Task to carry out:
Set down each record exactly as written.

Material for this exercise:
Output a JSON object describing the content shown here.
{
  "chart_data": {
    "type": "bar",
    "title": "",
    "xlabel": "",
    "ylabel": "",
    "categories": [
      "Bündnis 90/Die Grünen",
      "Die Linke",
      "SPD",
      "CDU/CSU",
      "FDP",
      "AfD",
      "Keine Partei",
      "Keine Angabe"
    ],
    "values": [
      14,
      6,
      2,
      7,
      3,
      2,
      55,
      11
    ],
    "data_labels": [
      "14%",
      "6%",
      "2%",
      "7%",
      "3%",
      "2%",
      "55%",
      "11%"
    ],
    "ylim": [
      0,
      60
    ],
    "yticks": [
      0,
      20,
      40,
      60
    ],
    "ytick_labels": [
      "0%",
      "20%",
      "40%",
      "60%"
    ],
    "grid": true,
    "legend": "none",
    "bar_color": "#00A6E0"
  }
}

Completed task:
Output a JSON object describing the content shown here.
{
  "chart_data": {
    "type": "bar",
    "title": "",
    "xlabel": "",
    "ylabel": "",
    "categories": [
      "Bündnis 90/Die Grünen",
      "Die Linke",
      "SPD",
      "CDU/CSU",
      "FDP",
      "AfD",
      "Keine Partei",
      "Keine Angabe"
    ],
    "values": [
      14,
      6,
      2,
      7,
      3,
      2,
      55,
      11
    ],
    "data_labels": [
      "14%",
      "6%",
      "2%",
      "7%",
      "3%",
      "2%",
      "55%",
      "11%"
    ],
    "ylim": [
      0,
      60
    ],
    "yticks": [
      0,
      20,
      40,
      60
    ],
    "ytick_labels": [
      "0%",
      "20%",
      "40%",
      "60%"
    ],
    "grid": true,
    "legend": "none",
    "bar_color": "#00A6E0"
  }
}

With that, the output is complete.